Work to do: Every line that includes the word "horário" is to be listed.

Stored rows:
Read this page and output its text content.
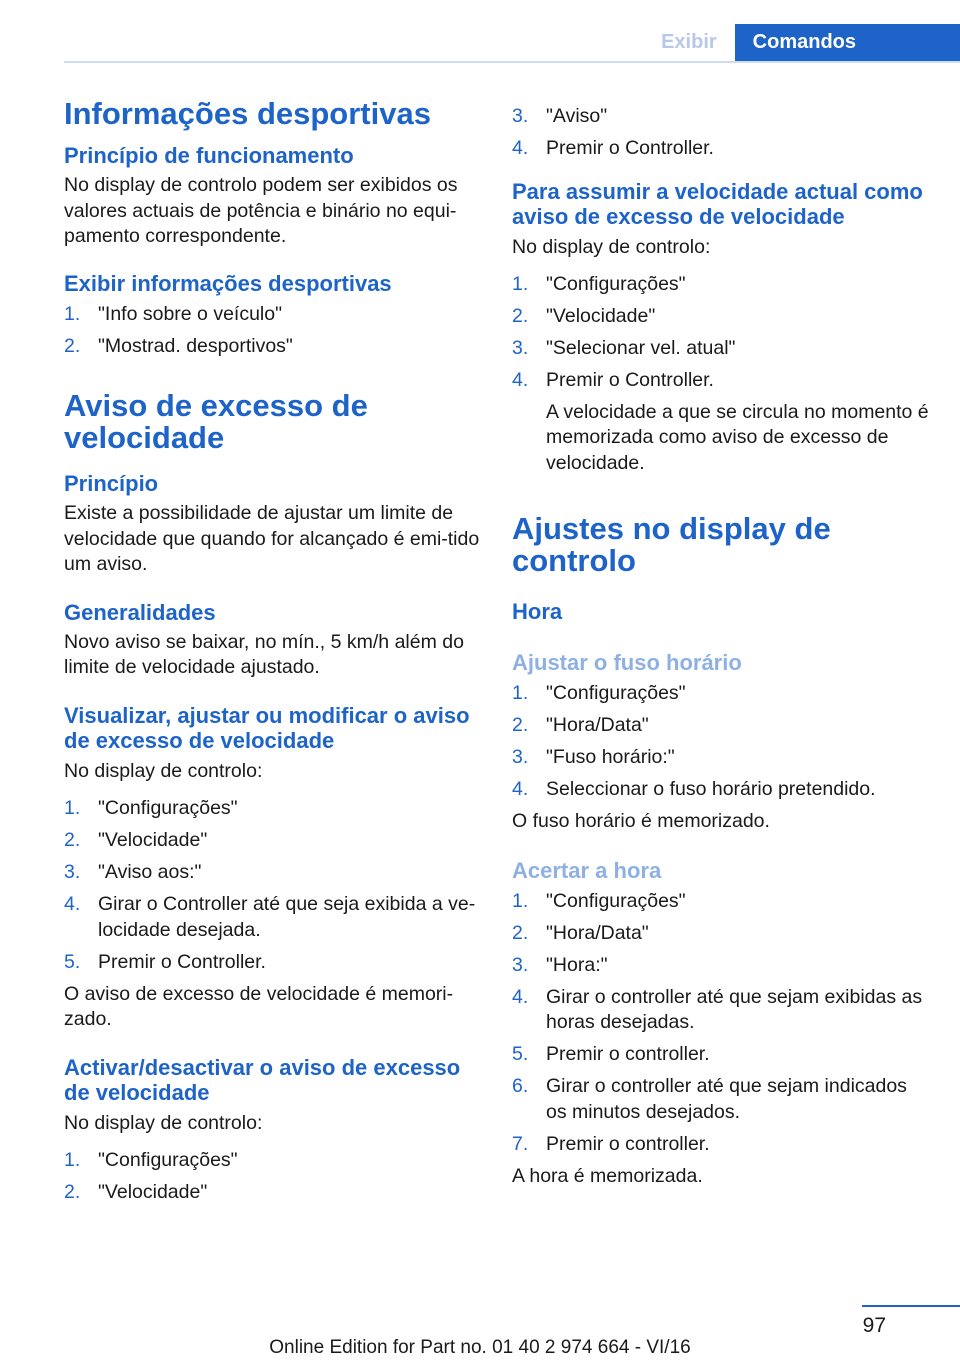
Exibir	Comandos
Informações desportivas
Princípio de funcionamento

No display de controlo podem ser exibidos os valores actuais de potência e binário no equi‐pamento correspondente.

Exibir informações desportivas
1. "Info sobre o veículo"
2. "Mostrad. desportivos"
Aviso de excesso de velocidade
Princípio

Existe a possibilidade de ajustar um limite de velocidade que quando for alcançado é emi‐tido um aviso.

Generalidades

Novo aviso se baixar, no mín., 5 km/h além do limite de velocidade ajustado.

Visualizar, ajustar ou modificar o aviso de excesso de velocidade

No display de controlo:

1. "Configurações"
2. "Velocidade"
3. "Aviso aos:"
4. Girar o Controller até que seja exibida a ve‐locidade desejada.
5. Premir o Controller.

O aviso de excesso de velocidade é memori‐zado.

Activar/desactivar o aviso de excesso de velocidade

No display de controlo:

1. "Configurações"
2. "Velocidade"
3. "Aviso"
4. Premir o Controller.
Para assumir a velocidade actual como aviso de excesso de velocidade

No display de controlo:

1. "Configurações"
2. "Velocidade"
3. "Selecionar vel. atual"
4. Premir o Controller.
A velocidade a que se circula no momento é memorizada como aviso de excesso de velocidade.
Ajustes no display de controlo
Hora
Ajustar o fuso horário
1. "Configurações"
2. "Hora/Data"
3. "Fuso horário:"
4. Seleccionar o fuso horário pretendido.

O fuso horário é memorizado.

Acertar a hora
1. "Configurações"
2. "Hora/Data"
3. "Hora:"
4. Girar o controller até que sejam exibidas as horas desejadas.
5. Premir o controller.
6. Girar o controller até que sejam indicados os minutos desejados.
7. Premir o controller.

A hora é memorizada.

97
Online Edition for Part no. 01 40 2 974 664 - VI/16
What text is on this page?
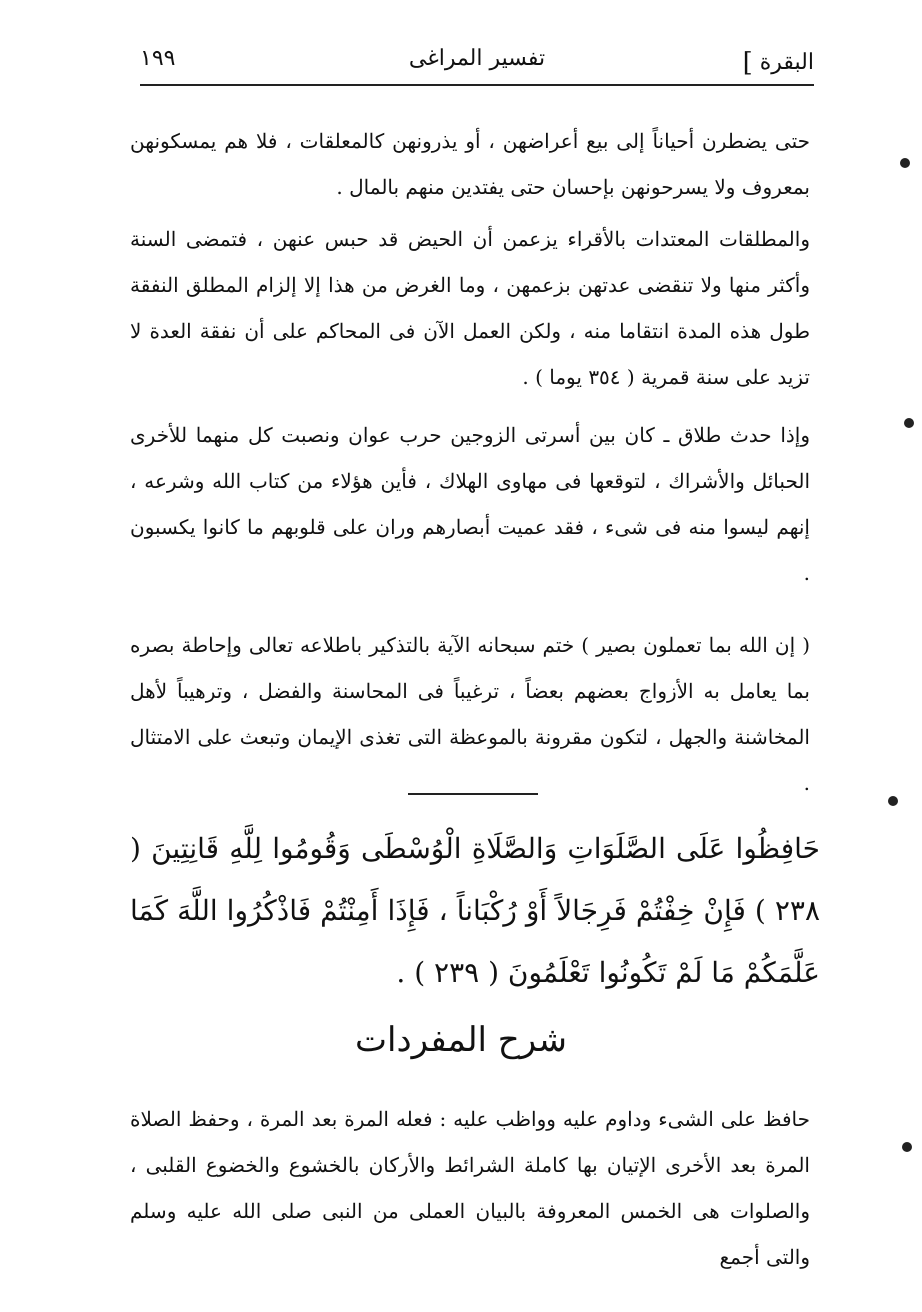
البقرة ]
تفسير المراغى
١٩٩

حتى يضطرن أحياناً إلى بيع أعراضهن ، أو يذرونهن كالمعلقات ، فلا هم يمسكونهن بمعروف ولا يسرحونهن بإحسان حتى يفتدين منهم بالمال .

والمطلقات المعتدات بالأقراء يزعمن أن الحيض قد حبس عنهن ، فتمضى السنة وأكثر منها ولا تنقضى عدتهن بزعمهن ، وما الغرض من هذا إلا إلزام المطلق النفقة طول هذه المدة انتقاما منه ، ولكن العمل الآن فى المحاكم على أن نفقة العدة لا تزيد على سنة قمرية ( ٣٥٤ يوما ) .

وإذا حدث طلاق ـ كان بين أسرتى الزوجين حرب عوان ونصبت كل منهما للأخرى الحبائل والأشراك ، لتوقعها فى مهاوى الهلاك ، فأين هؤلاء من كتاب الله وشرعه ، إنهم ليسوا منه فى شىء ، فقد عميت أبصارهم وران على قلوبهم ما كانوا يكسبون .

( إن الله بما تعملون بصير ) ختم سبحانه الآية بالتذكير باطلاعه تعالى وإحاطة بصره بما يعامل به الأزواج بعضهم بعضاً ، ترغيباً فى المحاسنة والفضل ، وترهيباً لأهل المخاشنة والجهل ، لتكون مقرونة بالموعظة التى تغذى الإيمان وتبعث على الامتثال .

حَافِظُوا عَلَى الصَّلَوَاتِ وَالصَّلَاةِ الْوُسْطَى وَقُومُوا لِلَّهِ قَانِتِينَ ( ٢٣٨ ) فَإِنْ خِفْتُمْ فَرِجَالاً أَوْ رُكْبَاناً ، فَإِذَا أَمِنْتُمْ فَاذْكُرُوا اللَّهَ كَمَا عَلَّمَكُمْ مَا لَمْ تَكُونُوا تَعْلَمُونَ ( ٢٣٩ ) .

شرح المفردات

حافظ على الشىء وداوم عليه وواظب عليه : فعله المرة بعد المرة ، وحفظ الصلاة المرة بعد الأخرى الإتيان بها كاملة الشرائط والأركان بالخشوع والخضوع القلبى ، والصلوات هى الخمس المعروفة بالبيان العملى من النبى صلى الله عليه وسلم والتى أجمع
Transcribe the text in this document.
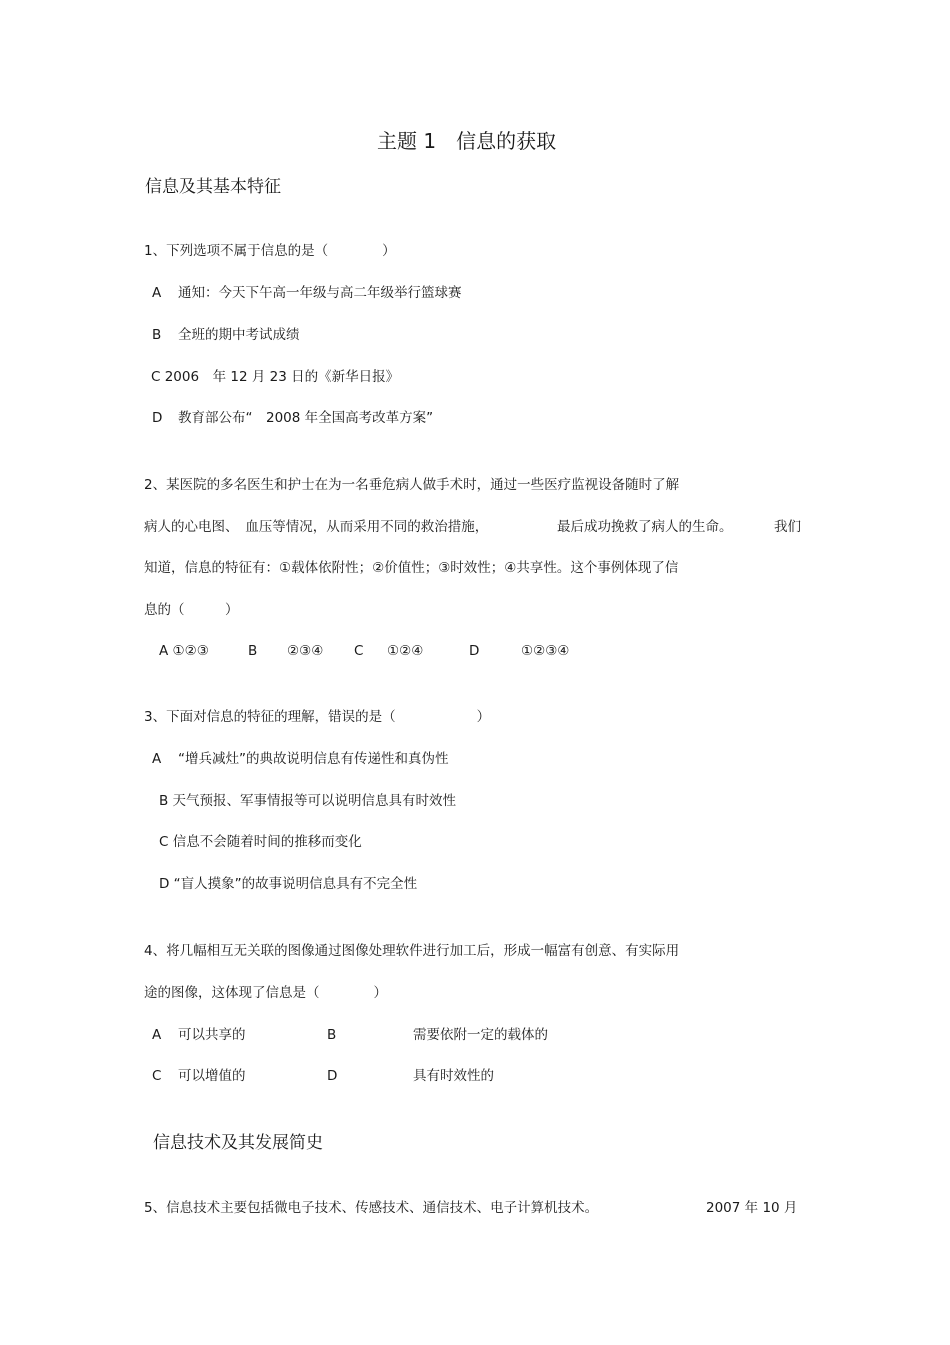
主题 1　信息的获取
信息及其基本特征
1、下列选项不属于信息的是（　　　　）
A 通知：今天下午高一年级与高二年级举行篮球赛
B 全班的期中考试成绩
C 2006　年 12 月 23 日的《新华日报》
D 教育部公布“　2008 年全国高考改革方案”
2、某医院的多名医生和护士在为一名垂危病人做手术时，通过一些医疗监视设备随时了解
病人的心电图、　血压等情况，从而采用不同的救治措施，	最后成功挽救了病人的生命。	我们
知道，信息的特征有：①载体依附性；②价值性；③时效性；④共享性。这个事例体现了信
息的（　　　）
A ①②③	B ②③④ C ①②④	D	①②③④
3、下面对信息的特征的理解，错误的是（　　　　　　）
A “增兵减灶”的典故说明信息有传递性和真伪性
B 天气预报、军事情报等可以说明信息具有时效性
C 信息不会随着时间的推移而变化
D “盲人摸象”的故事说明信息具有不完全性
4、将几幅相互无关联的图像通过图像处理软件进行加工后，形成一幅富有创意、有实际用
途的图像，这体现了信息是（　　　　）
A 可以共享的	B	需要依附一定的载体的
C 可以增值的	D	具有时效性的
信息技术及其发展简史
5、信息技术主要包括微电子技术、传感技术、通信技术、电子计算机技术。	2007 年 10 月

Response below:
Ajustar o fuso horário
3. "Fuso horário:"
4. Seleccionar o fuso horário pretendido.
O fuso horário é memorizado.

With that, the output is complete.